(Items listed in a dataset)
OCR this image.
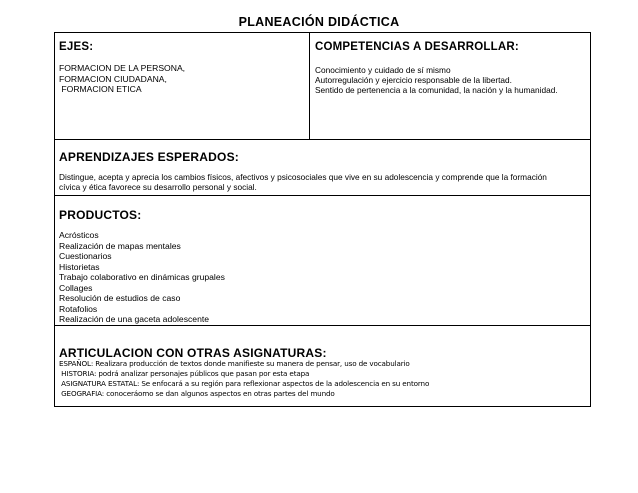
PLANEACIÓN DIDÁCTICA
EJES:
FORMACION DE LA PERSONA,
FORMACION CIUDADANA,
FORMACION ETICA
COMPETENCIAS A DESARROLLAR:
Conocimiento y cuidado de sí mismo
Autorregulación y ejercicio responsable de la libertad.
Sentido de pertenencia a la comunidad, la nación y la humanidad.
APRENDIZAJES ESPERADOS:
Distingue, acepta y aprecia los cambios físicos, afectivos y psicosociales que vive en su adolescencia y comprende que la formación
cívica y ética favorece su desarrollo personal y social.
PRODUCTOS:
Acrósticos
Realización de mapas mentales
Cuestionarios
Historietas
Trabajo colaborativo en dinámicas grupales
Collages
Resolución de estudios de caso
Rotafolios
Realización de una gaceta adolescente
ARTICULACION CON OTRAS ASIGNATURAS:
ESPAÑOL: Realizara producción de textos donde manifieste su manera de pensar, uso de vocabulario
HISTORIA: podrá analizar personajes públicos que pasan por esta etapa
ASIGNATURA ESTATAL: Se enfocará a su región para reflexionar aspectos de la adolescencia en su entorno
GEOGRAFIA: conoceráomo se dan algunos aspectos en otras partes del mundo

What you will do
Every record gets retyped exactly; no picture goes into the copy.

Exercise solution
OCR this image.
PLANEACIÓN DIDÁCTICA
EJES:
FORMACION DE LA PERSONA,
FORMACION CIUDADANA,
FORMACION ETICA
COMPETENCIAS A DESARROLLAR:
Conocimiento y cuidado de sí mismo
Autorregulación y ejercicio responsable de la libertad.
Sentido de pertenencia a la comunidad, la nación y la humanidad.
APRENDIZAJES ESPERADOS:
Distingue, acepta y aprecia los cambios físicos, afectivos y psicosociales que vive en su adolescencia y comprende que la formación
cívica y ética favorece su desarrollo personal y social.
PRODUCTOS:
Acrósticos
Realización de mapas mentales
Cuestionarios
Historietas
Trabajo colaborativo en dinámicas grupales
Collages
Resolución de estudios de caso
Rotafolios
Realización de una gaceta adolescente
ARTICULACION CON OTRAS ASIGNATURAS:
ESPAÑOL: Realizara producción de textos donde manifieste su manera de pensar, uso de vocabulario
HISTORIA: podrá analizar personajes públicos que pasan por esta etapa
ASIGNATURA ESTATAL: Se enfocará a su región para reflexionar aspectos de la adolescencia en su entorno
GEOGRAFIA: conoceráomo se dan algunos aspectos en otras partes del mundo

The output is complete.